Which lines in the records below contain the word "IDENTYFIKACYJNE"? Copy each of them.

--- BEGIN Extracted entries ---

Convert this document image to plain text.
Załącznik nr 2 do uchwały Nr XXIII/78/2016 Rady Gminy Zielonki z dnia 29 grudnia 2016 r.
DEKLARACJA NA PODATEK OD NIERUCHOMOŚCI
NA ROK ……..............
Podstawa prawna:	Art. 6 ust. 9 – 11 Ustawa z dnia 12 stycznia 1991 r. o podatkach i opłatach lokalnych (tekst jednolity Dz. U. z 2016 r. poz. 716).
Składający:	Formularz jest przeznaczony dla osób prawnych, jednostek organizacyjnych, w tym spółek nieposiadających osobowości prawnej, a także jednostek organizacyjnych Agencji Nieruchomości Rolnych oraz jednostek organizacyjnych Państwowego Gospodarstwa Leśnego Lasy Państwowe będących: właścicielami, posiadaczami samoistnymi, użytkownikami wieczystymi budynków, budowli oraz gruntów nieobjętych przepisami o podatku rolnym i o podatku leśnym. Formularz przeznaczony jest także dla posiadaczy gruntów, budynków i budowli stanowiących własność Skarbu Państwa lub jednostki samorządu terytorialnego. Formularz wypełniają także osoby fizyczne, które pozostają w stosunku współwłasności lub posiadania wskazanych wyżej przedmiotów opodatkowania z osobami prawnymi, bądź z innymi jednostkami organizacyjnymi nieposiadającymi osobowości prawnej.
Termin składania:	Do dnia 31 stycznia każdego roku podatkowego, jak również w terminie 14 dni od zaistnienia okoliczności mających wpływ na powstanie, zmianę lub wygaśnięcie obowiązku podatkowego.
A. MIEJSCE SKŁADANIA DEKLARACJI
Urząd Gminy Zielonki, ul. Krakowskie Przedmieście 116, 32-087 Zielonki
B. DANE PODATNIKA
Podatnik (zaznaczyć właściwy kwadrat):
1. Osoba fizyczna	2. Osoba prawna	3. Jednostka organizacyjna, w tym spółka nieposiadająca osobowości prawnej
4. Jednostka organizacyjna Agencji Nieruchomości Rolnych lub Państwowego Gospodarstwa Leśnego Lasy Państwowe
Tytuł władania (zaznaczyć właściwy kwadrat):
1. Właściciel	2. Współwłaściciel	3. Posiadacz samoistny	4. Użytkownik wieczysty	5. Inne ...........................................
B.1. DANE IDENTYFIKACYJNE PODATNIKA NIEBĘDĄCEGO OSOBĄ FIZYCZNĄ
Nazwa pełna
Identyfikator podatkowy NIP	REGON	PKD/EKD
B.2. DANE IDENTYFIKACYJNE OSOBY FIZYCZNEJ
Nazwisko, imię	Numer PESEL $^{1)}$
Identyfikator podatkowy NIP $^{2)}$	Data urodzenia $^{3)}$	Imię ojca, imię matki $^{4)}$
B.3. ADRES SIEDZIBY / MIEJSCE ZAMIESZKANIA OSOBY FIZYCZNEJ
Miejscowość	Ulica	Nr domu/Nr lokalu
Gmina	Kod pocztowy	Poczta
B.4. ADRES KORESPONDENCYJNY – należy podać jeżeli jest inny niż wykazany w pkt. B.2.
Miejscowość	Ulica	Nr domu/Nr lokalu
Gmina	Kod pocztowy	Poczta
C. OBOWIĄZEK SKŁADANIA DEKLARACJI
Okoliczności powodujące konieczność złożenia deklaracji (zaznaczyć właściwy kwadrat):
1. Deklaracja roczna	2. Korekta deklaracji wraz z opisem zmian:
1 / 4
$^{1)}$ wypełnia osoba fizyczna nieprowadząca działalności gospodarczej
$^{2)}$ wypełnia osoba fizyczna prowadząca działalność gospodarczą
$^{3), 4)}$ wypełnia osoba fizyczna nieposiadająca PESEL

--- END Extracted entries ---

### Exercise output
B.1. DANE IDENTYFIKACYJNE PODATNIKA NIEBĘDĄCEGO OSOBĄ FIZYCZNĄ
B.2. DANE IDENTYFIKACYJNE OSOBY FIZYCZNEJ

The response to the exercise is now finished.